=== DATASET RECORDS ===

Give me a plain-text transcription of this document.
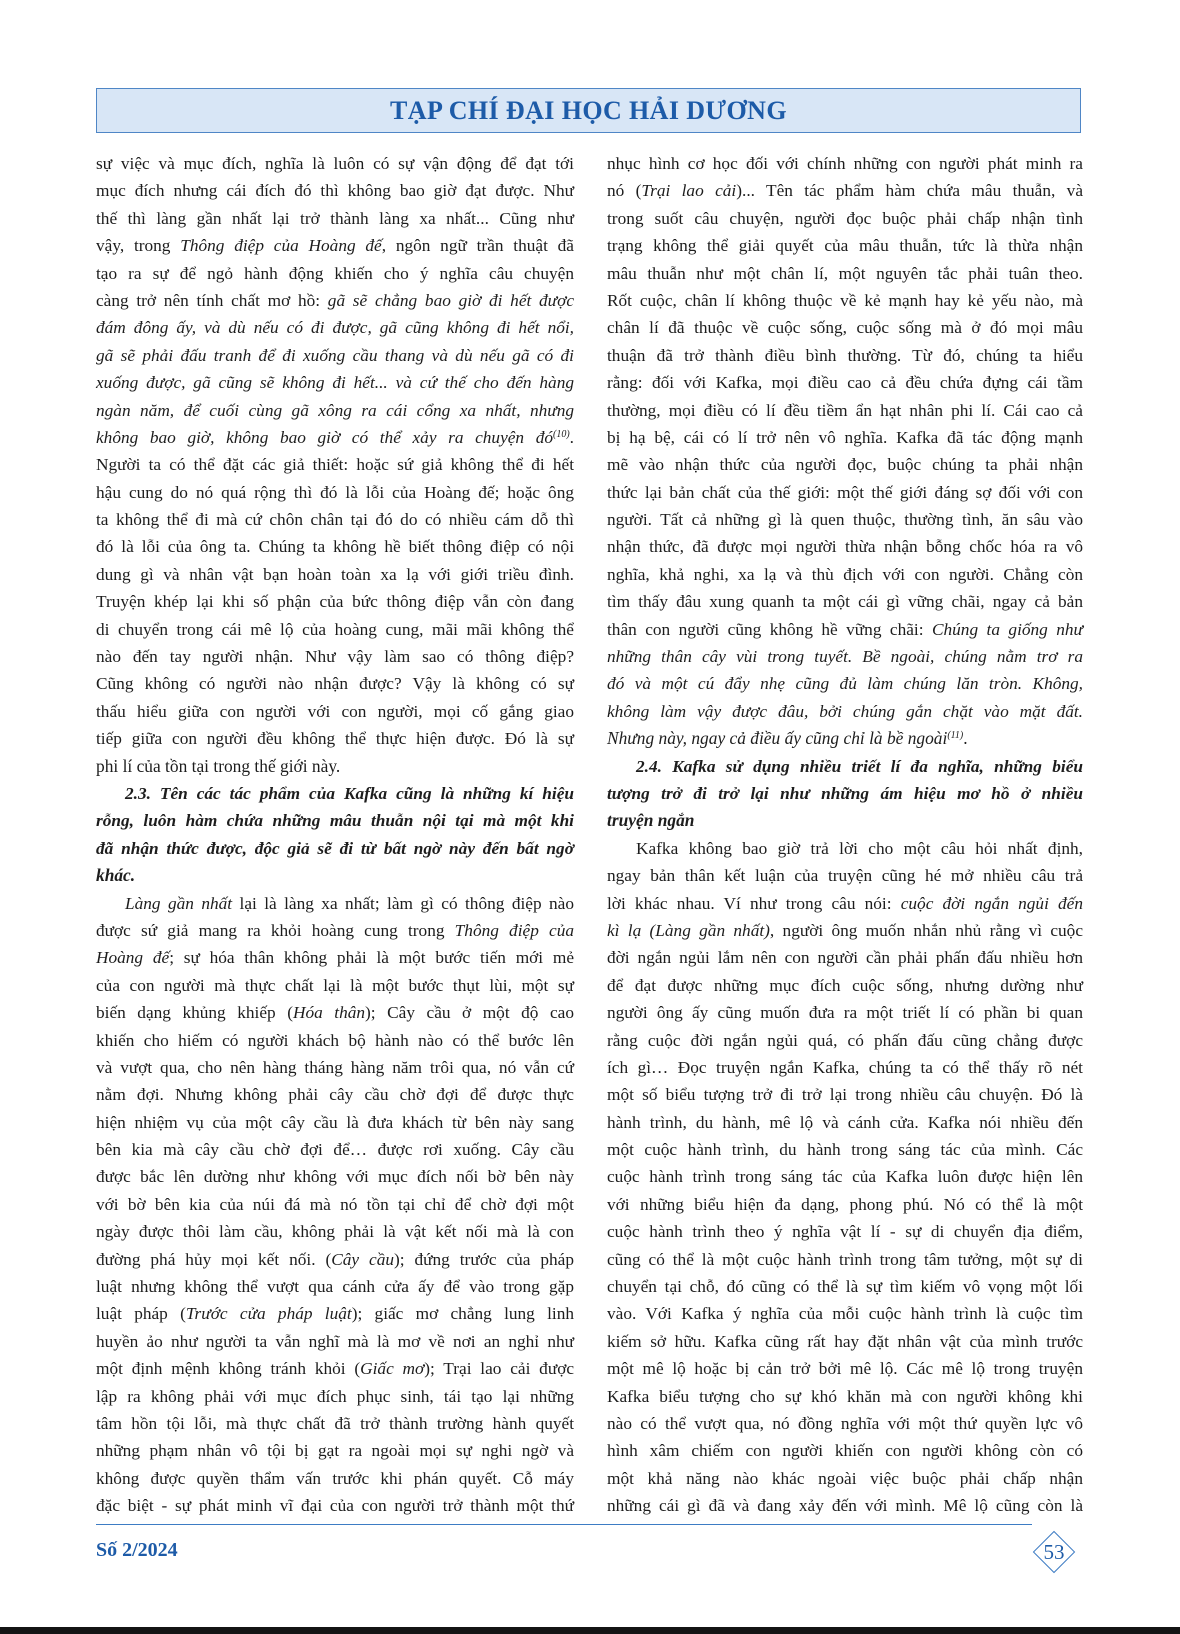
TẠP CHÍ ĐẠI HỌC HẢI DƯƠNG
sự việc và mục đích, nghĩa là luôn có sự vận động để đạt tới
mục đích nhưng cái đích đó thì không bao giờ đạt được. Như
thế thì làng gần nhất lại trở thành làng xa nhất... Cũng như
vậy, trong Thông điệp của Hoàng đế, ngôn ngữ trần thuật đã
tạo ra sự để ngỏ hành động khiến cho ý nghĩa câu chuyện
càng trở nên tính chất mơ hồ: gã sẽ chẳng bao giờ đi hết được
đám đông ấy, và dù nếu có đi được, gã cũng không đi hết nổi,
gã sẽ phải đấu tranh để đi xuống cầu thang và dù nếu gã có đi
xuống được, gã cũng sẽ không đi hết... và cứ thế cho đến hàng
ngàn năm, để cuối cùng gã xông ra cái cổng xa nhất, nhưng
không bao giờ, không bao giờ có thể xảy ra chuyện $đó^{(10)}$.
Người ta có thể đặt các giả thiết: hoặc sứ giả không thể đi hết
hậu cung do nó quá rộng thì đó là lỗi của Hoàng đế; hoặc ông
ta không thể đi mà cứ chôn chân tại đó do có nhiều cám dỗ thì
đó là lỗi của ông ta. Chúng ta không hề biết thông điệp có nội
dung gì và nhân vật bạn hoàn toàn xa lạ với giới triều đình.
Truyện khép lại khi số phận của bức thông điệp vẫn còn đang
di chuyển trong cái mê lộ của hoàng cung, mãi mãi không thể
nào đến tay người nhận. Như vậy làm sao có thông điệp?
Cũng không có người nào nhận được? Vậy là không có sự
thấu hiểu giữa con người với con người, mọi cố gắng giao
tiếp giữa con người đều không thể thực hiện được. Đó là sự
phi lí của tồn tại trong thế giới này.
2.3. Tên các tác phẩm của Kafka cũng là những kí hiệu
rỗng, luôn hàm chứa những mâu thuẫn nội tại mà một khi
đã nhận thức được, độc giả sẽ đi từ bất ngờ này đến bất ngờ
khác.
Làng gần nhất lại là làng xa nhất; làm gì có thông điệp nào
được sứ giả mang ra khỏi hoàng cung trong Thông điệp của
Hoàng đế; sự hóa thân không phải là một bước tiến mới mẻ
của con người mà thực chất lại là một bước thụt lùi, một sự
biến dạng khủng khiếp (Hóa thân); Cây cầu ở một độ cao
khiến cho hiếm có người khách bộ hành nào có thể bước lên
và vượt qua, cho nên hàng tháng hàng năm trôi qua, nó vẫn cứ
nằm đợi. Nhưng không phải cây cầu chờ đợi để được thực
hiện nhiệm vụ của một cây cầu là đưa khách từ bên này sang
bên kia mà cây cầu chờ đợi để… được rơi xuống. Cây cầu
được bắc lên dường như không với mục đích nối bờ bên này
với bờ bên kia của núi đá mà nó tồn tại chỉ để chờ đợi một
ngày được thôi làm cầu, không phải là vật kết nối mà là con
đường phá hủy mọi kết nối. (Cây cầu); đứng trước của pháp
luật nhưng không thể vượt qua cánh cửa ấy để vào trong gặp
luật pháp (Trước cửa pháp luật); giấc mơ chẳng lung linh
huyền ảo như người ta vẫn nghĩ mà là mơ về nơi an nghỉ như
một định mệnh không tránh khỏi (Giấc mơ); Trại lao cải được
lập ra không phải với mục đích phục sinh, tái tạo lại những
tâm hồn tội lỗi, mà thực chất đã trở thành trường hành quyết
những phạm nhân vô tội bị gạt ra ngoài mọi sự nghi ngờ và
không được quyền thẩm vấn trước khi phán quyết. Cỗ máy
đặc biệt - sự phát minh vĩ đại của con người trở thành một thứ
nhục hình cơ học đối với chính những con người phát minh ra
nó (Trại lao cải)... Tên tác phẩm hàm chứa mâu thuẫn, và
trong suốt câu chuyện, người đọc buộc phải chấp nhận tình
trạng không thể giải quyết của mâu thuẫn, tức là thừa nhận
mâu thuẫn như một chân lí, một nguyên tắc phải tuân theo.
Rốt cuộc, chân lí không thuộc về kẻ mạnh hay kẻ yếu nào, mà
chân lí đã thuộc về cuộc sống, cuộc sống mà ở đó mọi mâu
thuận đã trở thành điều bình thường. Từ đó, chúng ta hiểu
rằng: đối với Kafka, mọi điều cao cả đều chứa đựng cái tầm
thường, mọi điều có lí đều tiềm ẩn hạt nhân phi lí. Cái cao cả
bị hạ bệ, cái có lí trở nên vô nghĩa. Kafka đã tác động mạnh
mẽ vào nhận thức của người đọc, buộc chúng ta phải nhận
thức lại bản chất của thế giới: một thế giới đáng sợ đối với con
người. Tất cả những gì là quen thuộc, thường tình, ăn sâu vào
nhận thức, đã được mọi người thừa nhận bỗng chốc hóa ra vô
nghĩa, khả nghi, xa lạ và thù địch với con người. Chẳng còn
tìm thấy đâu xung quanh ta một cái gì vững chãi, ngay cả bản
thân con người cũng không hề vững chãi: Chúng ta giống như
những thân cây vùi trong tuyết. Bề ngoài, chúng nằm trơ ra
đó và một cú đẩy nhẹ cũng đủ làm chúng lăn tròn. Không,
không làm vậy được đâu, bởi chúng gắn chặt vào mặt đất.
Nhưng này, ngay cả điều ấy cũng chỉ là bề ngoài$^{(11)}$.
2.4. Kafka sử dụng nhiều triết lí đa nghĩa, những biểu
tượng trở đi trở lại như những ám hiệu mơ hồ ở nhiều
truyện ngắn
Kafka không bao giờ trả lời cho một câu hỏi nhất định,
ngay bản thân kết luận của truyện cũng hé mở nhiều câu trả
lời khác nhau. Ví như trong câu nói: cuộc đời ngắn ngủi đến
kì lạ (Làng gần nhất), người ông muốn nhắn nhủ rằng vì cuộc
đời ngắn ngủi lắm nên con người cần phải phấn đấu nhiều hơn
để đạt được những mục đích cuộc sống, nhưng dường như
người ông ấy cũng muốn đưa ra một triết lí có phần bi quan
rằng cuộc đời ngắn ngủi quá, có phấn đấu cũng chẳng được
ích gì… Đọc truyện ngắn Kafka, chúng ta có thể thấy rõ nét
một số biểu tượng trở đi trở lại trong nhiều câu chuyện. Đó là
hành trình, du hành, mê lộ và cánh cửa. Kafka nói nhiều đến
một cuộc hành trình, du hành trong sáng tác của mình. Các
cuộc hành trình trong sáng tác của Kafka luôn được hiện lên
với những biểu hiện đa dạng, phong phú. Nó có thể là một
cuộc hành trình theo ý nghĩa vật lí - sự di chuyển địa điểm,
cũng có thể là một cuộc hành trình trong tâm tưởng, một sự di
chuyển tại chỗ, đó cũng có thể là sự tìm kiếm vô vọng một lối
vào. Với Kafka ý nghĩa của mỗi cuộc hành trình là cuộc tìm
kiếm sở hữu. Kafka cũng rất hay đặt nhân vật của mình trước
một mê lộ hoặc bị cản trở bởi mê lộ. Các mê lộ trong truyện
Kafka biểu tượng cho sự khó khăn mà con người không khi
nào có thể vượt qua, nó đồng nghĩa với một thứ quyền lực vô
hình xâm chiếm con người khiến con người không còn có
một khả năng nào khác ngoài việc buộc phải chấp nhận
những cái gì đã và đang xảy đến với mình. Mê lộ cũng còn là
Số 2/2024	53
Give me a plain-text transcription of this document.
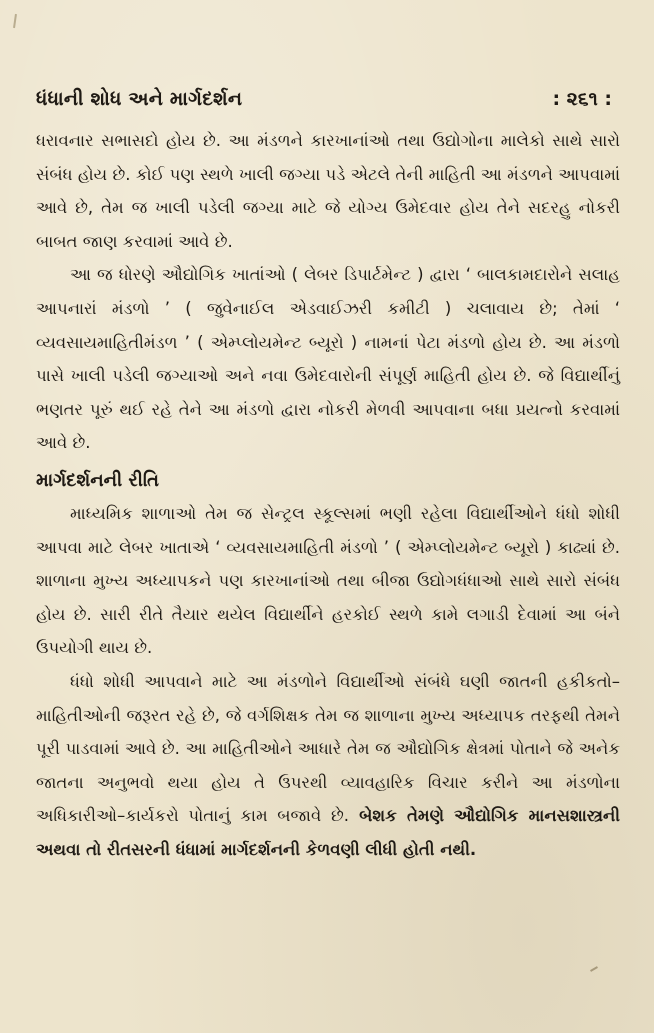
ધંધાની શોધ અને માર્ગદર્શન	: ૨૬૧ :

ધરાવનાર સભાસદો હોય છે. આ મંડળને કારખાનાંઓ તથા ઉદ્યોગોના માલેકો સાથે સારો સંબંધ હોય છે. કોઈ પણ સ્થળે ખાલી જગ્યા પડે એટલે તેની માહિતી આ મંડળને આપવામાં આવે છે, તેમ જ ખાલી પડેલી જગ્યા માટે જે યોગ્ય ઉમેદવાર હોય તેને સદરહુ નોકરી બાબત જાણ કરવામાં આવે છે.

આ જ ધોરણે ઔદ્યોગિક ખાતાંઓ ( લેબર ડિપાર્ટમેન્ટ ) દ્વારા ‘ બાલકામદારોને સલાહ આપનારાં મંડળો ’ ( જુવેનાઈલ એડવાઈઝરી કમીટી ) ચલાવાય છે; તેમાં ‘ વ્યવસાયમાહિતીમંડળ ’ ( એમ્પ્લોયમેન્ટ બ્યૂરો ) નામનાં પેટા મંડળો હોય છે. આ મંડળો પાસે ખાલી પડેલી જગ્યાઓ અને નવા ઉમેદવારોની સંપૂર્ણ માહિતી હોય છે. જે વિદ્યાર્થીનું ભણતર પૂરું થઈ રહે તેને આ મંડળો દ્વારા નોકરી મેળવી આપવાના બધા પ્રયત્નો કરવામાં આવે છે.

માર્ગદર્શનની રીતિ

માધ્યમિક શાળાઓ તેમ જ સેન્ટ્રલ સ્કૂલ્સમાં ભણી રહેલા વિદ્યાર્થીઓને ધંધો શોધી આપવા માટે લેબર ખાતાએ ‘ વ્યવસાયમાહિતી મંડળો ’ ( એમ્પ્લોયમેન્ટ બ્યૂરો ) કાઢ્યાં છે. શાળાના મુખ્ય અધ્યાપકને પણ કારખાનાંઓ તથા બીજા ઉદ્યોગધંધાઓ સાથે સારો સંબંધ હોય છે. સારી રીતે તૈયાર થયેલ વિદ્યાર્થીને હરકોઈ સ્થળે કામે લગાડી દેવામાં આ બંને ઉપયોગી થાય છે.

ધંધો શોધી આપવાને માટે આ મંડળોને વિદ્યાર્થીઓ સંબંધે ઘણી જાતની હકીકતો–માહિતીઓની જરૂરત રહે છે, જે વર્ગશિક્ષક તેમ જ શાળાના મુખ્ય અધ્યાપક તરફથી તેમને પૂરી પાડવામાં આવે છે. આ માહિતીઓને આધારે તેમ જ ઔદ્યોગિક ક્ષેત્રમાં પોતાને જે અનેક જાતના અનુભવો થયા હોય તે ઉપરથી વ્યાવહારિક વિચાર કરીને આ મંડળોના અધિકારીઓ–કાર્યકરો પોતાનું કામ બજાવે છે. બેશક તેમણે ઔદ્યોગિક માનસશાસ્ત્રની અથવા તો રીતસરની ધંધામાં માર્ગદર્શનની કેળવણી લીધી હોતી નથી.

===

### EXERCISE PROMPT
Find the number of lines in which the word "buộc" occurs, and write nothing but that number.

### WORKED SOLUTION
3